▶ [Work to complete]:
Every line below that includes "sapien" counts toward the total. Report that total alone.

#### Data records ####

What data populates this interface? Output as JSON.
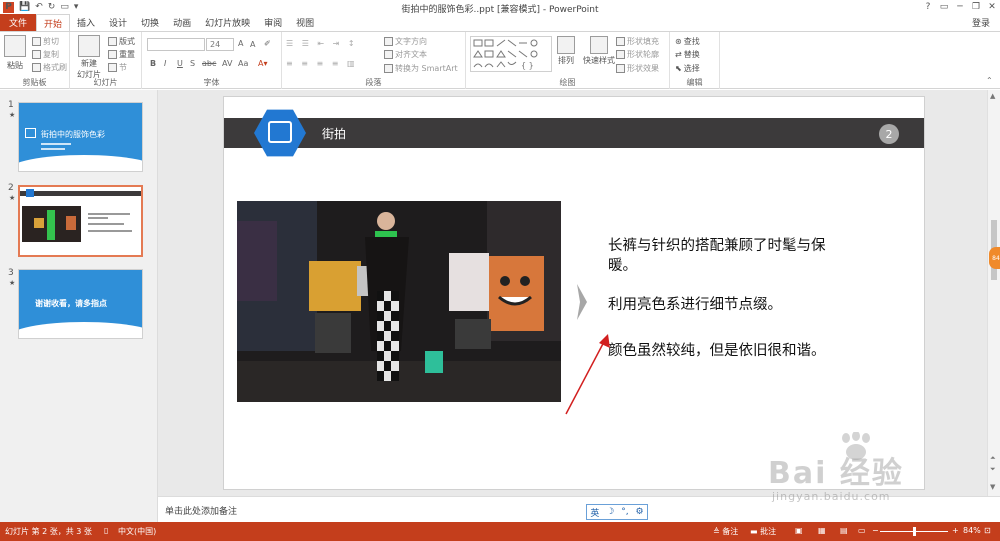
{
  "window": {
    "title": "街拍中的服饰色彩..ppt [兼容模式] - PowerPoint",
    "controls": [
      "?",
      "▭",
      "─",
      "❐",
      "✕"
    ]
  },
  "tabs": {
    "file": "文件",
    "items": [
      "开始",
      "插入",
      "设计",
      "切换",
      "动画",
      "幻灯片放映",
      "审阅",
      "视图"
    ],
    "active": "开始",
    "login": "登录"
  },
  "ribbon": {
    "clipboard": {
      "label": "剪贴板",
      "paste": "粘贴",
      "cut": "剪切",
      "copy": "复制",
      "format_painter": "格式刷"
    },
    "slides": {
      "label": "幻灯片",
      "new_slide": "新建",
      "new_slide2": "幻灯片",
      "layout": "版式",
      "reset": "重置",
      "section": "节"
    },
    "font": {
      "label": "字体",
      "size": "24",
      "buttons": [
        "B",
        "I",
        "U",
        "S",
        "abc",
        "AV",
        "Aa",
        "A",
        "A"
      ]
    },
    "paragraph": {
      "label": "段落",
      "text_direction": "文字方向",
      "align_text": "对齐文本",
      "smartart": "转换为 SmartArt"
    },
    "drawing": {
      "label": "绘图",
      "arrange": "排列",
      "quick_styles": "快速样式",
      "shape_fill": "形状填充",
      "shape_outline": "形状轮廓",
      "shape_effects": "形状效果"
    },
    "editing": {
      "label": "编辑",
      "find": "查找",
      "replace": "替换",
      "select": "选择"
    }
  },
  "thumbnails": [
    {
      "num": "1",
      "star": "★",
      "title": "街拍中的服饰色彩"
    },
    {
      "num": "2",
      "star": "★",
      "selected": true
    },
    {
      "num": "3",
      "star": "★",
      "title": "谢谢收看，请多指点"
    }
  ],
  "slide": {
    "header": "街拍",
    "page_number": "2",
    "lines": [
      "长裤与针织的搭配兼顾了时髦与保",
      "暖。",
      "利用亮色系进行细节点缀。",
      "颜色虽然较纯，但是依旧很和谐。"
    ],
    "accent": "#2278d2",
    "bar_color": "#3c3a3b"
  },
  "notes": {
    "placeholder": "单击此处添加备注",
    "ime": [
      "英",
      "☽",
      "°,",
      "⚙"
    ]
  },
  "status": {
    "slide_info": "幻灯片 第 2 张，共 3 张",
    "language": "中文(中国)",
    "notes": "备注",
    "comments": "批注",
    "zoom_minus": "−",
    "zoom_plus": "+",
    "zoom": "84%",
    "zoom_level": 0.5
  },
  "watermark": {
    "brand": "Bai  经验",
    "url": "jingyan.baidu.com"
  },
  "side_badge": "84"
}
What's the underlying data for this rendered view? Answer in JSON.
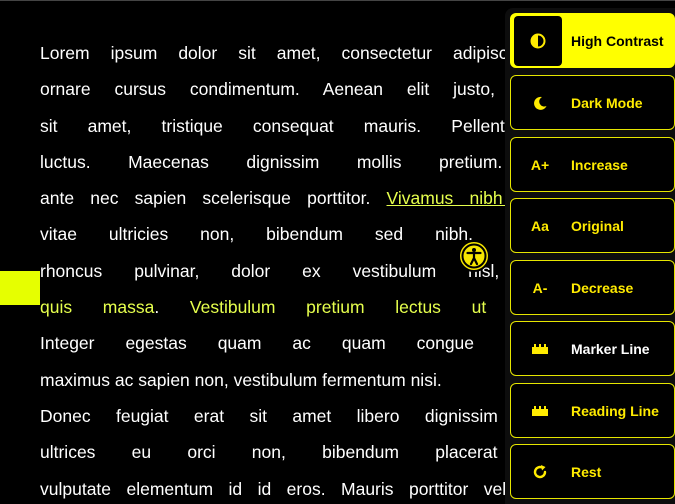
{
  "article": {
    "p1": [
      [
        "Lorem ipsum dolor sit amet, consectetur adipiscing elit. Nulla"
      ],
      [
        "ornare cursus condimentum. Aenean elit justo, tincidunt quis"
      ],
      [
        "sit amet, tristique consequat mauris. Pellentesque gravida"
      ],
      [
        "luctus. Maecenas dignissim mollis pretium. Suspendisse"
      ],
      [
        "ante nec sapien scelerisque porttitor. ",
        "Vivamus nibh purus, lobortis"
      ],
      [
        "vitae ultricies non, bibendum sed nibh. Proin rhoncus"
      ],
      [
        "rhoncus pulvinar, dolor ex vestibulum nisl, sed iaculis"
      ],
      [
        "quis massa",
        ". ",
        "Vestibulum pretium lectus ut erat rhoncus"
      ],
      [
        "Integer egestas quam ac quam congue mollis. Integer"
      ],
      [
        "maximus ac sapien non, vestibulum fermentum nisi."
      ]
    ],
    "p2": [
      [
        "Donec feugiat erat sit amet libero dignissim varius. Nulla"
      ],
      [
        "ultrices eu orci non, bibendum placerat arcu. Sed"
      ],
      [
        "vulputate elementum id id eros. Mauris porttitor vel velit sit amet"
      ]
    ]
  },
  "accessibility_menu": {
    "items": [
      {
        "id": "high-contrast",
        "icon": "contrast-icon",
        "label": "High Contrast",
        "active": true
      },
      {
        "id": "dark-mode",
        "icon": "moon-icon",
        "label": "Dark Mode"
      },
      {
        "id": "increase",
        "icon": "A+",
        "label": "Increase"
      },
      {
        "id": "original",
        "icon": "Aa",
        "label": "Original"
      },
      {
        "id": "decrease",
        "icon": "A-",
        "label": "Decrease"
      },
      {
        "id": "marker-line",
        "icon": "ruler-icon",
        "label": "Marker Line"
      },
      {
        "id": "reading-line",
        "icon": "ruler-icon",
        "label": "Reading Line"
      },
      {
        "id": "reset",
        "icon": "reset-icon",
        "label": "Rest"
      }
    ]
  },
  "colors": {
    "accent": "#ffff00",
    "background": "#000000",
    "link": "#e6ff4d"
  }
}
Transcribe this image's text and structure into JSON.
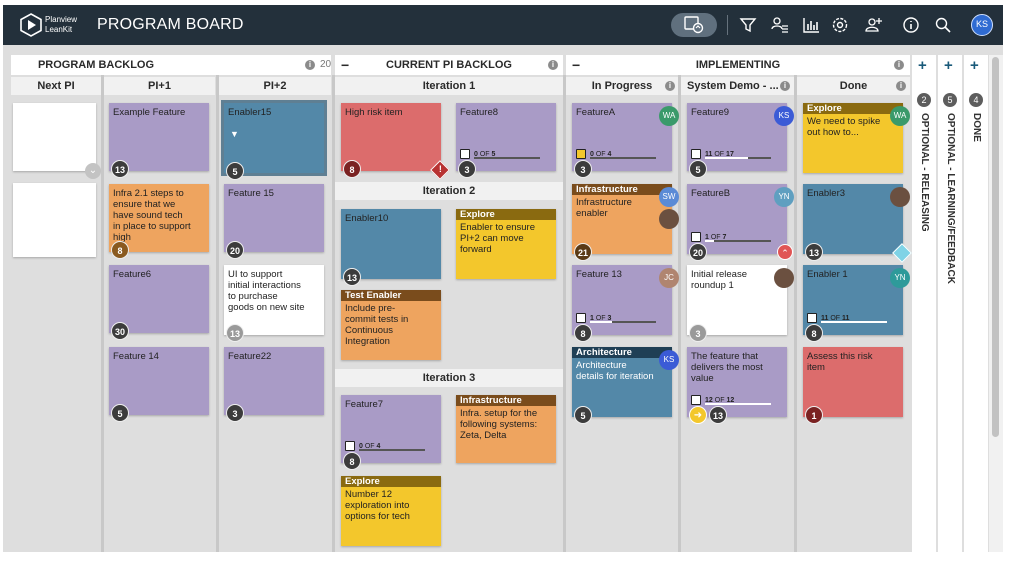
{
  "header": {
    "logo_line1": "Planview",
    "logo_line2": "LeanKit",
    "title": "PROGRAM BOARD",
    "user_initials": "KS"
  },
  "icons": [
    "view-icon",
    "filter-icon",
    "assignee-filter-icon",
    "reports-icon",
    "settings-icon",
    "add-user-icon",
    "info-icon",
    "search-icon"
  ],
  "lanes": {
    "program_backlog": {
      "title": "PROGRAM BACKLOG",
      "count": "20",
      "subs": [
        "Next PI",
        "PI+1",
        "PI+2"
      ]
    },
    "current_pi": {
      "title": "CURRENT PI BACKLOG",
      "iterations": [
        "Iteration 1",
        "Iteration 2",
        "Iteration 3"
      ]
    },
    "implementing": {
      "title": "IMPLEMENTING",
      "subs": [
        "In Progress",
        "System Demo - ...",
        "Done"
      ]
    },
    "collapsed": [
      {
        "num": "2",
        "title": "OPTIONAL - RELEASING"
      },
      {
        "num": "5",
        "title": "OPTIONAL - LEARNING/FEEDBACK"
      },
      {
        "num": "4",
        "title": "DONE"
      }
    ]
  },
  "cards": [
    {
      "tag": "",
      "title": "Example Feature",
      "size": "13"
    },
    {
      "tag": "",
      "title": "Infra 2.1 steps to ensure that we have sound tech in place to support high",
      "size": "8"
    },
    {
      "tag": "",
      "title": "Feature6",
      "size": "30"
    },
    {
      "tag": "",
      "title": "Feature 14",
      "size": "5"
    },
    {
      "tag": "",
      "title": "Enabler15",
      "size": "5"
    },
    {
      "tag": "",
      "title": "Feature 15",
      "size": "20"
    },
    {
      "tag": "",
      "title": "UI to support initial interactions to purchase goods on new site",
      "size": "13"
    },
    {
      "tag": "",
      "title": "Feature22",
      "size": "3"
    },
    {
      "tag": "",
      "title": "High risk item",
      "size": "8"
    },
    {
      "tag": "",
      "title": "Feature8",
      "size": "3",
      "progress": {
        "done": "0",
        "of": "OF",
        "total": "5",
        "fraction": 0
      }
    },
    {
      "tag": "",
      "title": "Enabler10",
      "size": "13"
    },
    {
      "tag": "Explore",
      "title": "Enabler to ensure PI+2 can move forward",
      "size": ""
    },
    {
      "tag": "Test Enabler",
      "title": "Include pre-commit tests in Continuous Integration",
      "size": ""
    },
    {
      "tag": "",
      "title": "Feature7",
      "size": "8",
      "progress": {
        "done": "0",
        "of": "OF",
        "total": "4",
        "fraction": 0
      }
    },
    {
      "tag": "Infrastructure",
      "title": "Infra. setup for the following systems: Zeta, Delta",
      "size": ""
    },
    {
      "tag": "Explore",
      "title": "Number 12 exploration into options for tech",
      "size": ""
    },
    {
      "tag": "",
      "title": "FeatureA",
      "size": "3",
      "avatar": "WA",
      "progress": {
        "done": "0",
        "of": "OF",
        "total": "4",
        "fraction": 0
      }
    },
    {
      "tag": "Infrastructure",
      "title": "Infrastructure enabler",
      "size": "21",
      "avatar": "SW"
    },
    {
      "tag": "",
      "title": "Feature 13",
      "size": "8",
      "avatar": "JC",
      "progress": {
        "done": "1",
        "of": "OF",
        "total": "3",
        "fraction": 0.33
      }
    },
    {
      "tag": "Architecture",
      "title": "Architecture details for iteration",
      "size": "5",
      "avatar": "KS"
    },
    {
      "tag": "",
      "title": "Feature9",
      "size": "5",
      "avatar": "KS",
      "progress": {
        "done": "11",
        "of": "OF",
        "total": "17",
        "fraction": 0.65
      }
    },
    {
      "tag": "",
      "title": "FeatureB",
      "size": "20",
      "avatar": "YN",
      "progress": {
        "done": "1",
        "of": "OF",
        "total": "7",
        "fraction": 0.14
      }
    },
    {
      "tag": "",
      "title": "Initial release roundup 1",
      "size": "3"
    },
    {
      "tag": "",
      "title": "The feature that delivers the most value",
      "size": "13",
      "progress": {
        "done": "12",
        "of": "OF",
        "total": "12",
        "fraction": 1
      }
    },
    {
      "tag": "Explore",
      "title": "We need to spike out how to...",
      "size": "",
      "avatar": "WA"
    },
    {
      "tag": "",
      "title": "Enabler3",
      "size": "13"
    },
    {
      "tag": "",
      "title": "Enabler 1",
      "size": "8",
      "avatar": "YN",
      "progress": {
        "done": "11",
        "of": "OF",
        "total": "11",
        "fraction": 1
      }
    },
    {
      "tag": "",
      "title": "Assess this risk item",
      "size": "1"
    }
  ]
}
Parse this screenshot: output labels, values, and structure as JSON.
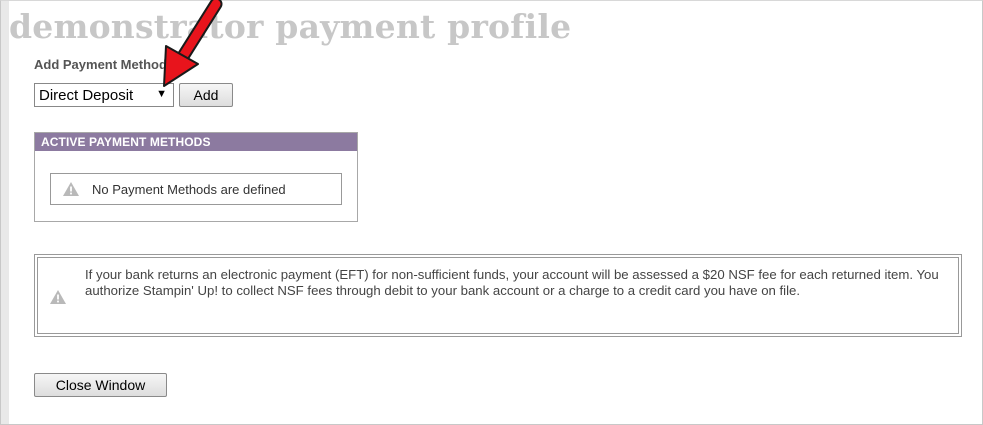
{
  "page": {
    "title": "demonstrator payment profile"
  },
  "add_method": {
    "label": "Add Payment Method",
    "selected_option": "Direct Deposit",
    "add_button": "Add"
  },
  "active_methods": {
    "header": "ACTIVE PAYMENT METHODS",
    "empty_message": "No Payment Methods are defined"
  },
  "nsf_notice": {
    "text": "If your bank returns an electronic payment (EFT) for non-sufficient funds, your account will be assessed a $20 NSF fee for each returned item.  You authorize Stampin' Up! to collect NSF fees through debit to your bank account or a charge to a credit card you have on file."
  },
  "footer": {
    "close_button": "Close Window"
  },
  "icons": {
    "warning": "warning-icon",
    "annotation": "red-arrow-icon"
  },
  "colors": {
    "header_bg": "#8c7aa0",
    "title_color": "#c7c7c7",
    "annotation_arrow": "#e8141c"
  }
}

####

▶ [Expected answer]:
2